Locate every line in the records below that holds the word "screenshot" and return each one.

*INPUT DATA*:
•••••

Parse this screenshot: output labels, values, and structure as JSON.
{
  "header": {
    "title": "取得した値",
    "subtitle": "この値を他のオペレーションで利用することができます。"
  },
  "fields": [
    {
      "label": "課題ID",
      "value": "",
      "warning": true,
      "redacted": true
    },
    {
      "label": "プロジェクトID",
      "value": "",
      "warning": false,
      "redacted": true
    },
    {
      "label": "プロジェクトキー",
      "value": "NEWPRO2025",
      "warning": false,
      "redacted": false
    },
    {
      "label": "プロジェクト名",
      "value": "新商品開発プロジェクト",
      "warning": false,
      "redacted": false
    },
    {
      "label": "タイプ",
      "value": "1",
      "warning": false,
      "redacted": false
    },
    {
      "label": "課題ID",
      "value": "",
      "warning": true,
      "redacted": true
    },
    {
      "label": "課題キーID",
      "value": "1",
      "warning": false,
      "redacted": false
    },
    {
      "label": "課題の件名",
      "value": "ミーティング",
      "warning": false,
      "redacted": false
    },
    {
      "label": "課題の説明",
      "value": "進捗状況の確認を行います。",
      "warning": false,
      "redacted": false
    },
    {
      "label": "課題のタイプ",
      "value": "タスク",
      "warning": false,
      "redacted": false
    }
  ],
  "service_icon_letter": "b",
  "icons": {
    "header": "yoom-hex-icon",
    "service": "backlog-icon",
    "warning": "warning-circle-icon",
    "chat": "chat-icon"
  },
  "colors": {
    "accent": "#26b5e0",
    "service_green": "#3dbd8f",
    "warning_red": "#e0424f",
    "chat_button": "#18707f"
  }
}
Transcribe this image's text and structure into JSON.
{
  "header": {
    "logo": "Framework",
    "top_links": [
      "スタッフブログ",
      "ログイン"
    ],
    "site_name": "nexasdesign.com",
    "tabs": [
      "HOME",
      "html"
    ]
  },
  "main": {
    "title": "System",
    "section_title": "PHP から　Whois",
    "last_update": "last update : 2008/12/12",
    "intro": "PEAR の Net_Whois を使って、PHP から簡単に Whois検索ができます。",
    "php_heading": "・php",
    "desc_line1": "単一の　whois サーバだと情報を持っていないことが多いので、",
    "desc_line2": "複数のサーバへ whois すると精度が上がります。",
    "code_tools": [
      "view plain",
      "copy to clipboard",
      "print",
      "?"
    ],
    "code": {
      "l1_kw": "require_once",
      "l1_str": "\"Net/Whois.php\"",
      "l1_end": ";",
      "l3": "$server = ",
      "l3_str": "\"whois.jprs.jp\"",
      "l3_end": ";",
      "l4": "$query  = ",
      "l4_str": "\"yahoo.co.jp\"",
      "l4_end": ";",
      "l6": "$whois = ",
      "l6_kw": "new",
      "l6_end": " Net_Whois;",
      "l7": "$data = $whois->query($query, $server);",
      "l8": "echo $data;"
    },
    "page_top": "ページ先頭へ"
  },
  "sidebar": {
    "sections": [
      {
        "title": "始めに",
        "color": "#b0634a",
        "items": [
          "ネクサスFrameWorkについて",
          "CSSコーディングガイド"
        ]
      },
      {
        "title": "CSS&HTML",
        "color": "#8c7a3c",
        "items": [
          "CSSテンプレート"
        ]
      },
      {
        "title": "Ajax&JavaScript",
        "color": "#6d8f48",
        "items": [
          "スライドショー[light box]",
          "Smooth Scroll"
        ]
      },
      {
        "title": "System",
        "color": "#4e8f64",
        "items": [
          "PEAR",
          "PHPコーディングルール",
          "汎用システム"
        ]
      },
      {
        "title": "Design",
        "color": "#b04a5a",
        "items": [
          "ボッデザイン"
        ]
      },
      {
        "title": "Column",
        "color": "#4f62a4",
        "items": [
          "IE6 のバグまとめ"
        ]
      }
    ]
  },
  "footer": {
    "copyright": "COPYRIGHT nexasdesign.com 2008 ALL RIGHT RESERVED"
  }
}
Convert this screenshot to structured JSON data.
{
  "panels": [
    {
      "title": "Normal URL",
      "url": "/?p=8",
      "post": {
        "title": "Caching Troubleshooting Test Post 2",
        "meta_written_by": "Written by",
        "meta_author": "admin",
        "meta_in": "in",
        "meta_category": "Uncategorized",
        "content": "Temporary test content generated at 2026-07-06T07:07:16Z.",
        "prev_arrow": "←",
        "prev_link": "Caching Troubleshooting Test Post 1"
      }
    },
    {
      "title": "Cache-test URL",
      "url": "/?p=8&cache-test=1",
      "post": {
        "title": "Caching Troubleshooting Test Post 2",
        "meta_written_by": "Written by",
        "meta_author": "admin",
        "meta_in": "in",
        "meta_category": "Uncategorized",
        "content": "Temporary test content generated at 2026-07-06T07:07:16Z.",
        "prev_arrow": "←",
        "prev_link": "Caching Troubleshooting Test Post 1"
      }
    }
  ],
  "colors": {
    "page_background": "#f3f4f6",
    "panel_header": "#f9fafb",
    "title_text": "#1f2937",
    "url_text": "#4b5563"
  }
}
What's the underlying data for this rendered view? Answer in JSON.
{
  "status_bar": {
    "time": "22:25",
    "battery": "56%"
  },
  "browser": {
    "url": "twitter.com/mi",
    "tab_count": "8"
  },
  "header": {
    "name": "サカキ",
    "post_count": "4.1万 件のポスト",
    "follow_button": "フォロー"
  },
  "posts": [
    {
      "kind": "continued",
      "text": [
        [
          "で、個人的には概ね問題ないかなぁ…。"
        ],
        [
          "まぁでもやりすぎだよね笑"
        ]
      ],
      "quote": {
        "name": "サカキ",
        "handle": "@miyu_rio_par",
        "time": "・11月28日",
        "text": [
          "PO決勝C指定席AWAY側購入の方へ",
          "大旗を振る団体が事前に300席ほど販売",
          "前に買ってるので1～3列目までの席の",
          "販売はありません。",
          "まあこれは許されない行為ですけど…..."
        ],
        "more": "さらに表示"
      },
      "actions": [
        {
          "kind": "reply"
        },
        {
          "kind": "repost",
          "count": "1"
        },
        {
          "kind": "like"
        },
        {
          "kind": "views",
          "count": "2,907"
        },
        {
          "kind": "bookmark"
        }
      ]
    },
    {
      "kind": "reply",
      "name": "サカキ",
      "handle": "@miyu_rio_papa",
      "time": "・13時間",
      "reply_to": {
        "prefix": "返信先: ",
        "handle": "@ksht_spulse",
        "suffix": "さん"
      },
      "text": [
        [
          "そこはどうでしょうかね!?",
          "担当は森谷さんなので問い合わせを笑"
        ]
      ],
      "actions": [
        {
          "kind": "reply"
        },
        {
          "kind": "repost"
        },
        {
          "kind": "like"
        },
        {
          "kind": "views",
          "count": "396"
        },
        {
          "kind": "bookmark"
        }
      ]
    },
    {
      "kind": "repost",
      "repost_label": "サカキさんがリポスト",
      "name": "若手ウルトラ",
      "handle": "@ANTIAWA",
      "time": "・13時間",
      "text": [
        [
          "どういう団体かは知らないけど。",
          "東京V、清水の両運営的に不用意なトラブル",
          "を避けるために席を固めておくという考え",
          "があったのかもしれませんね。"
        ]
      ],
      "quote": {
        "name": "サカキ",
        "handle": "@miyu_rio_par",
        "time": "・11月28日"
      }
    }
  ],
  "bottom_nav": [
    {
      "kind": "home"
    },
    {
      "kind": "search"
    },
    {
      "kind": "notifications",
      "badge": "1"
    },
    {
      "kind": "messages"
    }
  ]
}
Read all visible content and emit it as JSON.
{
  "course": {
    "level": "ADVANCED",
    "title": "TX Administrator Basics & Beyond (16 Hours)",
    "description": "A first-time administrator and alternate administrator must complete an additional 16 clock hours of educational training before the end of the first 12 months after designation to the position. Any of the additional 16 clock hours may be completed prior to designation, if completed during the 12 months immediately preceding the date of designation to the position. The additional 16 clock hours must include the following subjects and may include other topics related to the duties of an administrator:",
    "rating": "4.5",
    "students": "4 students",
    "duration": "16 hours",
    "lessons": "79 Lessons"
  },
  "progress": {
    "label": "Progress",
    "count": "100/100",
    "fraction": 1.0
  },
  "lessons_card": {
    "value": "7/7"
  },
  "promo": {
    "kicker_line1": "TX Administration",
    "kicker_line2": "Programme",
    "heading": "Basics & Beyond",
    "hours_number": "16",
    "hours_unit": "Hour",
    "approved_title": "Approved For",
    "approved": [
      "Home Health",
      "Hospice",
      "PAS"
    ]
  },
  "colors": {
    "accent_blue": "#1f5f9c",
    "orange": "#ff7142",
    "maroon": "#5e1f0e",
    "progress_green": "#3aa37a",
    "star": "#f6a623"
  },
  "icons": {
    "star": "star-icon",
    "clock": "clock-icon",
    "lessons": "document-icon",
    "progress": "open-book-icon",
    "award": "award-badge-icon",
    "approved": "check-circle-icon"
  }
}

•••••

*TASK OUTPUT*:
Parse this screenshot: output labels, values, and structure as JSON.
Convert this screenshot to structured JSON data.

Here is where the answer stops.